What is being asked:
Return the count of lines with the string "style" in them, and nothing else.

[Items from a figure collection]
▶
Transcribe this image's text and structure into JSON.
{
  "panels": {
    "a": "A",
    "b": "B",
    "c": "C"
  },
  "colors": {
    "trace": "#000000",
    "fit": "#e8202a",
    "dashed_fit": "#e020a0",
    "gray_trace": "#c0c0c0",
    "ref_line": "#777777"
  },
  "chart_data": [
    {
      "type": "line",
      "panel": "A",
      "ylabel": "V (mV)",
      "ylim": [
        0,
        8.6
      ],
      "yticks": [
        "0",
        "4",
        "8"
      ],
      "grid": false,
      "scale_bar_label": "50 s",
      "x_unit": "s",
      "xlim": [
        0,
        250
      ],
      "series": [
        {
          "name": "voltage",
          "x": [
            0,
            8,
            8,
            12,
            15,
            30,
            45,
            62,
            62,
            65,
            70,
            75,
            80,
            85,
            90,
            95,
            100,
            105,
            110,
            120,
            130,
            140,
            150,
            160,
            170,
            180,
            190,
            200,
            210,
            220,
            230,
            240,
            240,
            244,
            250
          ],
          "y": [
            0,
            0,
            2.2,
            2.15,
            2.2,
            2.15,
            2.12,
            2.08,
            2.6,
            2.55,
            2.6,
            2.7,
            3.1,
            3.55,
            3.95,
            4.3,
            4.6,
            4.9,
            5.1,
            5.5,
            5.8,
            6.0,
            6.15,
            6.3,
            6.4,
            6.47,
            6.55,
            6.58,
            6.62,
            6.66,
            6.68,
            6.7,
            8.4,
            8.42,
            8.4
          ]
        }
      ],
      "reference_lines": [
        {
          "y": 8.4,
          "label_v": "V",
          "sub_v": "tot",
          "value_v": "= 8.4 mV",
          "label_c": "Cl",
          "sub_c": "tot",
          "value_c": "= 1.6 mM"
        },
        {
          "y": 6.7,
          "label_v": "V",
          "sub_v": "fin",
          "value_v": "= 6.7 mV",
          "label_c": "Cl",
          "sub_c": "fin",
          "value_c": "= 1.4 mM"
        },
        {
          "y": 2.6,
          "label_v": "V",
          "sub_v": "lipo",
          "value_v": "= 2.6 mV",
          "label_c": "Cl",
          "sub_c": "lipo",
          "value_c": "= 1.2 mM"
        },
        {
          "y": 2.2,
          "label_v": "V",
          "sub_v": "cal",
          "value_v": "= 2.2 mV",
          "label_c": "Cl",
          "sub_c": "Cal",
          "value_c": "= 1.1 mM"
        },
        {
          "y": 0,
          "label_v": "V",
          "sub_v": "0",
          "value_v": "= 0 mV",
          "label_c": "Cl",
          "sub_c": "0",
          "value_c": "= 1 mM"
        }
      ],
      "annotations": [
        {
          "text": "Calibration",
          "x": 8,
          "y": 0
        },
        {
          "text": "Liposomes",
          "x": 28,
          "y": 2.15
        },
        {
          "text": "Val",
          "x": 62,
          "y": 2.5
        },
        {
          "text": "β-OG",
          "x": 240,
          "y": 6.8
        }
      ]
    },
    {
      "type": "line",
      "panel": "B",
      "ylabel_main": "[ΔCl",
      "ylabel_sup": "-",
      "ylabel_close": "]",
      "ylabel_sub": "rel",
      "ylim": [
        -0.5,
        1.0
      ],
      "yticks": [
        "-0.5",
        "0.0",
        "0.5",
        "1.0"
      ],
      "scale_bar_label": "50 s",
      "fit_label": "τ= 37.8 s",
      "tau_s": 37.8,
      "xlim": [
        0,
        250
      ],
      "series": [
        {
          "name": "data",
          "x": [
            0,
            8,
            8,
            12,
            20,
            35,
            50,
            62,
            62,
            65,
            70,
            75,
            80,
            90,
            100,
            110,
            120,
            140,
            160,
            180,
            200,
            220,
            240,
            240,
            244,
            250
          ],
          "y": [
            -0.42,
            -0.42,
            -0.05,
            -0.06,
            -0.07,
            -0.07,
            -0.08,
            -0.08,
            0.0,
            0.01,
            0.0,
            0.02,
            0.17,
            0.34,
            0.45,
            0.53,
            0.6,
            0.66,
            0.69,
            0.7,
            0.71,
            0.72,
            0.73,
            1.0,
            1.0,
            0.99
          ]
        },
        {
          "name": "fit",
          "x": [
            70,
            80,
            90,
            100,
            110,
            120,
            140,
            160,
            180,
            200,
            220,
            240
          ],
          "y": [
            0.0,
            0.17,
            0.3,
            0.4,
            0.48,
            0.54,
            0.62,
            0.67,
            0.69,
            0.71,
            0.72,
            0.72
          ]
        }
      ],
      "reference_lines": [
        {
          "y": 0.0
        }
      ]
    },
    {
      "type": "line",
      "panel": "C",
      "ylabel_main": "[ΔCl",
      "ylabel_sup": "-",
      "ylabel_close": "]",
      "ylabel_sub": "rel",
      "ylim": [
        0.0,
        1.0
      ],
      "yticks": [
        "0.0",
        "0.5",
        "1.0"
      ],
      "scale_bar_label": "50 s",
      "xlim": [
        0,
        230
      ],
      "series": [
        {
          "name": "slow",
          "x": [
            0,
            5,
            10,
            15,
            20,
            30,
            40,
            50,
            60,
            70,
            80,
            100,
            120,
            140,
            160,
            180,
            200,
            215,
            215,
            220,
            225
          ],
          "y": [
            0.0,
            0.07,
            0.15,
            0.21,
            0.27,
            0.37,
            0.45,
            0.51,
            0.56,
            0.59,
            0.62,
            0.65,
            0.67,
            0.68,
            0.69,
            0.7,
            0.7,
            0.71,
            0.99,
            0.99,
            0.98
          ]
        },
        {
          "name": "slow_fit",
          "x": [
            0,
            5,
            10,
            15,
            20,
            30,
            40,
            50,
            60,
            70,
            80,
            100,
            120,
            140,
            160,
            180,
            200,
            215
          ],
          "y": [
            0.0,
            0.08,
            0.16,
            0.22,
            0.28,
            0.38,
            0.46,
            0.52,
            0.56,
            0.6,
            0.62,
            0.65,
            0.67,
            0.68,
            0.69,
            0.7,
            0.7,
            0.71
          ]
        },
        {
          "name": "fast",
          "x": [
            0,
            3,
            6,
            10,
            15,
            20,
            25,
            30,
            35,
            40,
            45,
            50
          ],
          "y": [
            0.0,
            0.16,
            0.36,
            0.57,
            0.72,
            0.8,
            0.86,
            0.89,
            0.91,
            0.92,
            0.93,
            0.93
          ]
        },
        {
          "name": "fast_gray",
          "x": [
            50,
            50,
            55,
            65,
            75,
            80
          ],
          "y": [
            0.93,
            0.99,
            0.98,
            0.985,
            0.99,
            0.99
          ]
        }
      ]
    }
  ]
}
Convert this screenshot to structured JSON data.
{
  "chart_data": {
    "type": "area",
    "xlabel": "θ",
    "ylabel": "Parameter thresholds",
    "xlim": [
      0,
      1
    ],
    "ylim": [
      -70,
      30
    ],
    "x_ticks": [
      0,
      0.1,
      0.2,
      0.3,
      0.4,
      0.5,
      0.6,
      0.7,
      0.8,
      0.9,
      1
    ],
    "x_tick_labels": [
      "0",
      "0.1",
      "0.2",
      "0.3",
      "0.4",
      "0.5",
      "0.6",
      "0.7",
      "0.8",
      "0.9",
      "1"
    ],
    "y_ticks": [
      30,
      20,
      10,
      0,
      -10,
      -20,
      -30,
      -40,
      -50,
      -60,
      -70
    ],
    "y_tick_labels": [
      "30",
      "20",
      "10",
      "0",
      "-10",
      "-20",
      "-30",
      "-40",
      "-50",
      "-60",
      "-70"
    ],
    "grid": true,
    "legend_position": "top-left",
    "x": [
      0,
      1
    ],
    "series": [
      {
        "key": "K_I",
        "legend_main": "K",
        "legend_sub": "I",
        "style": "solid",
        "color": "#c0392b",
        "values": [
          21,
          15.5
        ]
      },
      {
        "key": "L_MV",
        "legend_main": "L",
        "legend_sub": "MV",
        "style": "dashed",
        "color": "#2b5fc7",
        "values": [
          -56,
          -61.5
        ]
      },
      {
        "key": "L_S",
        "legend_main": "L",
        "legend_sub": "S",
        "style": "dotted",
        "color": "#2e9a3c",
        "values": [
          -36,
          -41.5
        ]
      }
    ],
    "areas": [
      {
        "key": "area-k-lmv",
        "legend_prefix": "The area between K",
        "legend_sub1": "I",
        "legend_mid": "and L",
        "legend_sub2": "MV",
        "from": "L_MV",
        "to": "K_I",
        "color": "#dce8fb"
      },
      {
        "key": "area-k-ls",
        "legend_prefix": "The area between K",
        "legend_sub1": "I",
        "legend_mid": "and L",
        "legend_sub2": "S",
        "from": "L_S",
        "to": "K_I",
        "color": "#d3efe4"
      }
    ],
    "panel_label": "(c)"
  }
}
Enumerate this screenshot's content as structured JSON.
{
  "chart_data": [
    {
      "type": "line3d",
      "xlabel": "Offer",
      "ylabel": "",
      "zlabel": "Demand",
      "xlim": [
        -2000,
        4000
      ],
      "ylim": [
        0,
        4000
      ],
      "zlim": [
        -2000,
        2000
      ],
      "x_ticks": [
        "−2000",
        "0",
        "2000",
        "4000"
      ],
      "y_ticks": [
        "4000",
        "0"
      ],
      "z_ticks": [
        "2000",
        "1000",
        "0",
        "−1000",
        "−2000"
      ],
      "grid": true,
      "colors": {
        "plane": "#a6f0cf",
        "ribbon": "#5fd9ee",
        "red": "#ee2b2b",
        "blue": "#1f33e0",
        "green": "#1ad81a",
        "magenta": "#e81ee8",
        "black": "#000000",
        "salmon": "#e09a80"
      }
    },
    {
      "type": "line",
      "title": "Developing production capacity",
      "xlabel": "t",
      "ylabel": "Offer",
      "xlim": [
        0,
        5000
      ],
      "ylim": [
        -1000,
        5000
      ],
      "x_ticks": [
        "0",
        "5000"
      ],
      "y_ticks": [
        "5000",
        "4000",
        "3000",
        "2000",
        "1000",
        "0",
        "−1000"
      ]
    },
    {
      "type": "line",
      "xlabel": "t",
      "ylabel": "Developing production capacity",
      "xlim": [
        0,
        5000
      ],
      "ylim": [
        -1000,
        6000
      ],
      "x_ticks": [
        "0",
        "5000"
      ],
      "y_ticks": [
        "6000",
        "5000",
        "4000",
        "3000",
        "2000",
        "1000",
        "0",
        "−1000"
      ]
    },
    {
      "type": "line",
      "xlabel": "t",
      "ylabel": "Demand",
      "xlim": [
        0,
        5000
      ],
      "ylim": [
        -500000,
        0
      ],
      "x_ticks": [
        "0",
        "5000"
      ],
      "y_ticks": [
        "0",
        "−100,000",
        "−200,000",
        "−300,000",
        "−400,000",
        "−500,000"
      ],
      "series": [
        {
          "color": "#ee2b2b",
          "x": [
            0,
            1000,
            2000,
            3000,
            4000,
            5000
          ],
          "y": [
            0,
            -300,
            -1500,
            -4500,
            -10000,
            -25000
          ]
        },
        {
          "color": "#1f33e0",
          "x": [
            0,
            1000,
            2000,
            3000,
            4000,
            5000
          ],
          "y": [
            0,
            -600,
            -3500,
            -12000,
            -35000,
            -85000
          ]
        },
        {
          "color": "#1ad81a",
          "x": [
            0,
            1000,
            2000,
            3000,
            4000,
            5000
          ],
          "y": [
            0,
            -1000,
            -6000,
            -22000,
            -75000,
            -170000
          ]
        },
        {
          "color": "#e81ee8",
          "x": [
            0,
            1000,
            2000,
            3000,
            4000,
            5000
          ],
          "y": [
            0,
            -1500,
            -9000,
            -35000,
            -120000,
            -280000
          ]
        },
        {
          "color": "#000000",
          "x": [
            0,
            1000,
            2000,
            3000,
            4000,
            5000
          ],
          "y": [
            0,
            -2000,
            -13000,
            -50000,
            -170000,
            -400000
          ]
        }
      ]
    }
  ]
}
◀
Worked solution:
3